Please transcribe the listing below in full and word for word, without its pictures.

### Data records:
|---|

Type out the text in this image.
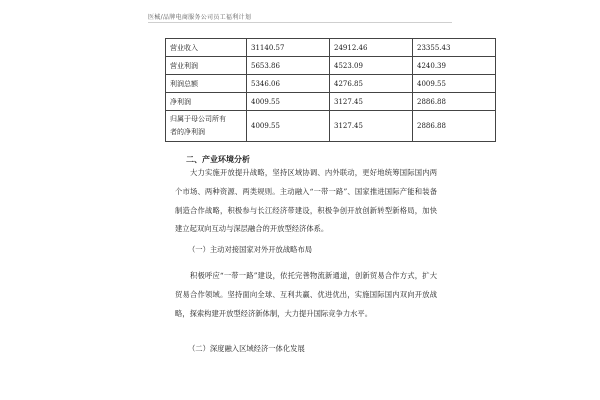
医械/品牌电商服务公司员工福利计划
营业收入	31140.57	24912.46	23355.43
营业利润	5653.86	4523.09	4240.39
利润总额	5346.06	4276.85	4009.55
净利润	4009.55	3127.45	2886.88

归属于母公司所有
者的净利润	4009.55	3127.45	2886.88
二、产业环境分析

大力实施开放提升战略，坚持区域协调、内外联动，更好地统筹国际国内两个市场、两种资源、两类规则。主动融入“一带一路”、国家推进国际产能和装备制造合作战略，积极参与长江经济带建设，积极争创开放创新转型新格局，加快建立起双向互动与深层融合的开放型经济体系。

（一）主动对接国家对外开放战略布局

积极呼应“一带一路”建设，依托完善物流新通道，创新贸易合作方式，扩大贸易合作领域。坚持面向全球、互利共赢、优进优出，实施国际国内双向开放战略，探索构建开放型经济新体制，大力提升国际竞争力水平。

（二）深度融入区域经济一体化发展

|---|

### Written response:
Type out the text in this image.
医械/品牌电商服务公司员工福利计划
营业收入	31140.57	24912.46	23355.43
营业利润	5653.86	4523.09	4240.39
利润总额	5346.06	4276.85	4009.55
净利润	4009.55	3127.45	2886.88

归属于母公司所有
者的净利润	4009.55	3127.45	2886.88
二、产业环境分析

大力实施开放提升战略，坚持区域协调、内外联动，更好地统筹国际国内两个市场、两种资源、两类规则。主动融入“一带一路”、国家推进国际产能和装备制造合作战略，积极参与长江经济带建设，积极争创开放创新转型新格局，加快建立起双向互动与深层融合的开放型经济体系。

（一）主动对接国家对外开放战略布局

积极呼应“一带一路”建设，依托完善物流新通道，创新贸易合作方式，扩大贸易合作领域。坚持面向全球、互利共赢、优进优出，实施国际国内双向开放战略，探索构建开放型经济新体制，大力提升国际竞争力水平。

（二）深度融入区域经济一体化发展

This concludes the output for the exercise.